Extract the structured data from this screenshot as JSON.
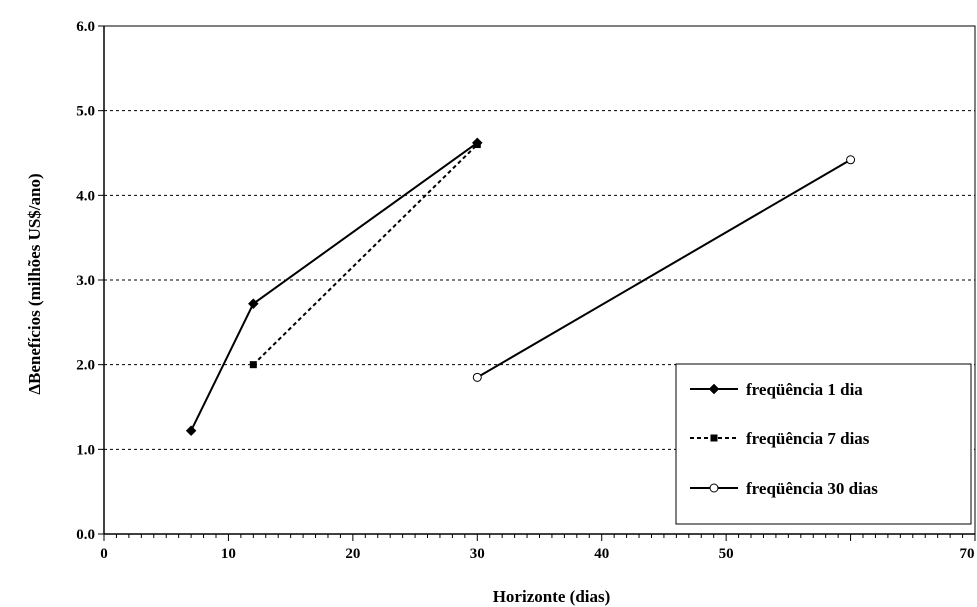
{
  "chart_data": {
    "type": "line",
    "xlabel": "Horizonte (dias)",
    "ylabel": "ΔBenefícios (milhões US$/ano)",
    "xlim": [
      0,
      70
    ],
    "ylim": [
      0,
      6
    ],
    "x_ticks": [
      0,
      10,
      20,
      30,
      40,
      50,
      70
    ],
    "x_tick_labels": [
      "0",
      "10",
      "20",
      "30",
      "40",
      "50",
      "70"
    ],
    "y_ticks": [
      0,
      1,
      2,
      3,
      4,
      5,
      6
    ],
    "y_tick_labels": [
      "0.0",
      "1.0",
      "2.0",
      "3.0",
      "4.0",
      "5.0",
      "6.0"
    ],
    "grid": "horizontal dashed",
    "legend_position": "bottom-right",
    "series": [
      {
        "name": "freqüência 1 dia",
        "x": [
          7,
          12,
          30
        ],
        "y": [
          1.22,
          2.72,
          4.62
        ],
        "line": "solid",
        "marker": "diamond-filled",
        "color": "#000000"
      },
      {
        "name": "freqüência 7 dias",
        "x": [
          12,
          30
        ],
        "y": [
          2.0,
          4.6
        ],
        "line": "dashed",
        "marker": "square-filled",
        "color": "#000000"
      },
      {
        "name": "freqüência 30 dias",
        "x": [
          30,
          60
        ],
        "y": [
          1.85,
          4.42
        ],
        "line": "solid",
        "marker": "circle-open",
        "color": "#000000"
      }
    ]
  }
}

◆ Instruction:
Copy all of the entries verbatim, leaving out any pictures they contain.

◆ Result of this exercise:
Extract the structured data from this screenshot as JSON.
{
  "chart_data": {
    "type": "line",
    "xlabel": "Horizonte (dias)",
    "ylabel": "ΔBenefícios (milhões US$/ano)",
    "xlim": [
      0,
      70
    ],
    "ylim": [
      0,
      6
    ],
    "x_ticks": [
      0,
      10,
      20,
      30,
      40,
      50,
      70
    ],
    "x_tick_labels": [
      "0",
      "10",
      "20",
      "30",
      "40",
      "50",
      "70"
    ],
    "y_ticks": [
      0,
      1,
      2,
      3,
      4,
      5,
      6
    ],
    "y_tick_labels": [
      "0.0",
      "1.0",
      "2.0",
      "3.0",
      "4.0",
      "5.0",
      "6.0"
    ],
    "grid": "horizontal dashed",
    "legend_position": "bottom-right",
    "series": [
      {
        "name": "freqüência 1 dia",
        "x": [
          7,
          12,
          30
        ],
        "y": [
          1.22,
          2.72,
          4.62
        ],
        "line": "solid",
        "marker": "diamond-filled",
        "color": "#000000"
      },
      {
        "name": "freqüência 7 dias",
        "x": [
          12,
          30
        ],
        "y": [
          2.0,
          4.6
        ],
        "line": "dashed",
        "marker": "square-filled",
        "color": "#000000"
      },
      {
        "name": "freqüência 30 dias",
        "x": [
          30,
          60
        ],
        "y": [
          1.85,
          4.42
        ],
        "line": "solid",
        "marker": "circle-open",
        "color": "#000000"
      }
    ]
  }
}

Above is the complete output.